Give the data a second time, exactly and in full.

◇ ◇ ◇ ◇

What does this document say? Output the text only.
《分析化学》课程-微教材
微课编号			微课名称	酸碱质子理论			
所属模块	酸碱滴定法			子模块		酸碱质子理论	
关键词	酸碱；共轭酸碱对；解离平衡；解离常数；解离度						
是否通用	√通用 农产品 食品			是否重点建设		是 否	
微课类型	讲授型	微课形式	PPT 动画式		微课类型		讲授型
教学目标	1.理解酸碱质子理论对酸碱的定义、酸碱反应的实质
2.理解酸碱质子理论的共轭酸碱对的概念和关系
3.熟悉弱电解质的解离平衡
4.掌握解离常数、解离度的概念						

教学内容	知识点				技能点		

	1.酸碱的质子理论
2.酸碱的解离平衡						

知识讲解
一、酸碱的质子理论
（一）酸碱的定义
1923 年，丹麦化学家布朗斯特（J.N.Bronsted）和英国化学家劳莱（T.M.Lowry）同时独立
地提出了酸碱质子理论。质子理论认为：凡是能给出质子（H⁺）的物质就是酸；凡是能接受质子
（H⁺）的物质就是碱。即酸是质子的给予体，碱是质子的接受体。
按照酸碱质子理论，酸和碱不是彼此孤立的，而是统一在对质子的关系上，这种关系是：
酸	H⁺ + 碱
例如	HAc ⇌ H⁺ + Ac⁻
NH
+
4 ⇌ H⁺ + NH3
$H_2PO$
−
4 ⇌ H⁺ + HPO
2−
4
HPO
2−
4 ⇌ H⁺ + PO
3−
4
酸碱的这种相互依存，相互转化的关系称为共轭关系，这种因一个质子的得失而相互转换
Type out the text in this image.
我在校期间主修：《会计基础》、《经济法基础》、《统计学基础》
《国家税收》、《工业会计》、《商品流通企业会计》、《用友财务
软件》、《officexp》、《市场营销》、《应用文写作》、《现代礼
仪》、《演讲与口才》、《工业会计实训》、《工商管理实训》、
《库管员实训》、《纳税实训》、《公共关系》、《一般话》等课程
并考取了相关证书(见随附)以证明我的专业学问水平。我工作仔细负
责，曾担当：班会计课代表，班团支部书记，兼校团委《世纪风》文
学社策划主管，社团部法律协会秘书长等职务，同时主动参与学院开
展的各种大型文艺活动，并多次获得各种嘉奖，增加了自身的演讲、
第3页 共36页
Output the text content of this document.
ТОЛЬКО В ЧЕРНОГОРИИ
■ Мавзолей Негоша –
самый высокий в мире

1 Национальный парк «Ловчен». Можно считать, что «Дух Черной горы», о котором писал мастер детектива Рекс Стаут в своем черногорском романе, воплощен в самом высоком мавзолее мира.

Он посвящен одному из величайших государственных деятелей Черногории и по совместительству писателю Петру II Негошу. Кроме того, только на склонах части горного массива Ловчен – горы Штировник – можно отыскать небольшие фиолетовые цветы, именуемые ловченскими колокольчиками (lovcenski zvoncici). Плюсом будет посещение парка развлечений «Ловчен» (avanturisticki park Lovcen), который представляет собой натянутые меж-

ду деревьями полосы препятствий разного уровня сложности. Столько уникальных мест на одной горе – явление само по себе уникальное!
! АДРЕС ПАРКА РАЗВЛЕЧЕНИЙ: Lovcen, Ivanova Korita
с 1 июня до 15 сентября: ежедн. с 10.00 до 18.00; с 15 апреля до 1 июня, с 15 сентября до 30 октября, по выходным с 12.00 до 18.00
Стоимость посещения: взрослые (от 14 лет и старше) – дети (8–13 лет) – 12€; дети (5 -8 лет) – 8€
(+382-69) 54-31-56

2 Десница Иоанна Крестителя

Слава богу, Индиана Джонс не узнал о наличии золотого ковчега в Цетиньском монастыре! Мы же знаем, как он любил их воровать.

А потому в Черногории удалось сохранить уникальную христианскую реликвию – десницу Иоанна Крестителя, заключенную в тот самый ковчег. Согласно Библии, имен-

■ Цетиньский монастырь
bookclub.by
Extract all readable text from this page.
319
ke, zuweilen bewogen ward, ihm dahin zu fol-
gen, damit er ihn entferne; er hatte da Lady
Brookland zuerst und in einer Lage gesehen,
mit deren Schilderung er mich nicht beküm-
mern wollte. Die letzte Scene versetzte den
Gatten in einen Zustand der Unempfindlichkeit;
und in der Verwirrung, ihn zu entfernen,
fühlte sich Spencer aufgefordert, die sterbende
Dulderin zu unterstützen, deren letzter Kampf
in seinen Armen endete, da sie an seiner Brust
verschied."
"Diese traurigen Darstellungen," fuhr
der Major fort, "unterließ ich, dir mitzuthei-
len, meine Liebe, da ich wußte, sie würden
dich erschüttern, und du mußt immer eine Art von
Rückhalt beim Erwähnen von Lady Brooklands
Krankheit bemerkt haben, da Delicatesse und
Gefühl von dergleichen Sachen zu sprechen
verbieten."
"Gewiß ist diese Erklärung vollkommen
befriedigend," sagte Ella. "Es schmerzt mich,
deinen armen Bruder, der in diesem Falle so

◇ ◇ ◇ ◇

CORRECT ANSWER |
What does this document say? Output the text only.
《分析化学》课程-微教材
微课编号			微课名称	酸碱质子理论			
所属模块	酸碱滴定法			子模块		酸碱质子理论	
关键词	酸碱；共轭酸碱对；解离平衡；解离常数；解离度						
是否通用	√通用 农产品 食品			是否重点建设		是 否	
微课类型	讲授型	微课形式	PPT 动画式		微课类型		讲授型
教学目标	1.理解酸碱质子理论对酸碱的定义、酸碱反应的实质
2.理解酸碱质子理论的共轭酸碱对的概念和关系
3.熟悉弱电解质的解离平衡
4.掌握解离常数、解离度的概念						

教学内容	知识点				技能点		

	1.酸碱的质子理论
2.酸碱的解离平衡						

知识讲解
一、酸碱的质子理论
（一）酸碱的定义
1923 年，丹麦化学家布朗斯特（J.N.Bronsted）和英国化学家劳莱（T.M.Lowry）同时独立
地提出了酸碱质子理论。质子理论认为：凡是能给出质子（H⁺）的物质就是酸；凡是能接受质子
（H⁺）的物质就是碱。即酸是质子的给予体，碱是质子的接受体。
按照酸碱质子理论，酸和碱不是彼此孤立的，而是统一在对质子的关系上，这种关系是：
酸	H⁺ + 碱
例如	HAc ⇌ H⁺ + Ac⁻
NH
+
4 ⇌ H⁺ + NH3
$H_2PO$
−
4 ⇌ H⁺ + HPO
2−
4
HPO
2−
4 ⇌ H⁺ + PO
3−
4
酸碱的这种相互依存，相互转化的关系称为共轭关系，这种因一个质子的得失而相互转换
Type out the text in this image.
我在校期间主修：《会计基础》、《经济法基础》、《统计学基础》
《国家税收》、《工业会计》、《商品流通企业会计》、《用友财务
软件》、《officexp》、《市场营销》、《应用文写作》、《现代礼
仪》、《演讲与口才》、《工业会计实训》、《工商管理实训》、
《库管员实训》、《纳税实训》、《公共关系》、《一般话》等课程
并考取了相关证书(见随附)以证明我的专业学问水平。我工作仔细负
责，曾担当：班会计课代表，班团支部书记，兼校团委《世纪风》文
学社策划主管，社团部法律协会秘书长等职务，同时主动参与学院开
展的各种大型文艺活动，并多次获得各种嘉奖，增加了自身的演讲、
第3页 共36页
Output the text content of this document.
ТОЛЬКО В ЧЕРНОГОРИИ
■ Мавзолей Негоша –
самый высокий в мире

1 Национальный парк «Ловчен». Можно считать, что «Дух Черной горы», о котором писал мастер детектива Рекс Стаут в своем черногорском романе, воплощен в самом высоком мавзолее мира.

Он посвящен одному из величайших государственных деятелей Черногории и по совместительству писателю Петру II Негошу. Кроме того, только на склонах части горного массива Ловчен – горы Штировник – можно отыскать небольшие фиолетовые цветы, именуемые ловченскими колокольчиками (lovcenski zvoncici). Плюсом будет посещение парка развлечений «Ловчен» (avanturisticki park Lovcen), который представляет собой натянутые меж-

ду деревьями полосы препятствий разного уровня сложности. Столько уникальных мест на одной горе – явление само по себе уникальное!
! АДРЕС ПАРКА РАЗВЛЕЧЕНИЙ: Lovcen, Ivanova Korita
с 1 июня до 15 сентября: ежедн. с 10.00 до 18.00; с 15 апреля до 1 июня, с 15 сентября до 30 октября, по выходным с 12.00 до 18.00
Стоимость посещения: взрослые (от 14 лет и старше) – дети (8–13 лет) – 12€; дети (5 -8 лет) – 8€
(+382-69) 54-31-56

2 Десница Иоанна Крестителя

Слава богу, Индиана Джонс не узнал о наличии золотого ковчега в Цетиньском монастыре! Мы же знаем, как он любил их воровать.

А потому в Черногории удалось сохранить уникальную христианскую реликвию – десницу Иоанна Крестителя, заключенную в тот самый ковчег. Согласно Библии, имен-

■ Цетиньский монастырь
bookclub.by
Extract all readable text from this page.
319
ke, zuweilen bewogen ward, ihm dahin zu fol-
gen, damit er ihn entferne; er hatte da Lady
Brookland zuerst und in einer Lage gesehen,
mit deren Schilderung er mich nicht beküm-
mern wollte. Die letzte Scene versetzte den
Gatten in einen Zustand der Unempfindlichkeit;
und in der Verwirrung, ihn zu entfernen,
fühlte sich Spencer aufgefordert, die sterbende
Dulderin zu unterstützen, deren letzter Kampf
in seinen Armen endete, da sie an seiner Brust
verschied."
"Diese traurigen Darstellungen," fuhr
der Major fort, "unterließ ich, dir mitzuthei-
len, meine Liebe, da ich wußte, sie würden
dich erschüttern, und du mußt immer eine Art von
Rückhalt beim Erwähnen von Lady Brooklands
Krankheit bemerkt haben, da Delicatesse und
Gefühl von dergleichen Sachen zu sprechen
verbieten."
"Gewiß ist diese Erklärung vollkommen
befriedigend," sagte Ella. "Es schmerzt mich,
deinen armen Bruder, der in diesem Falle so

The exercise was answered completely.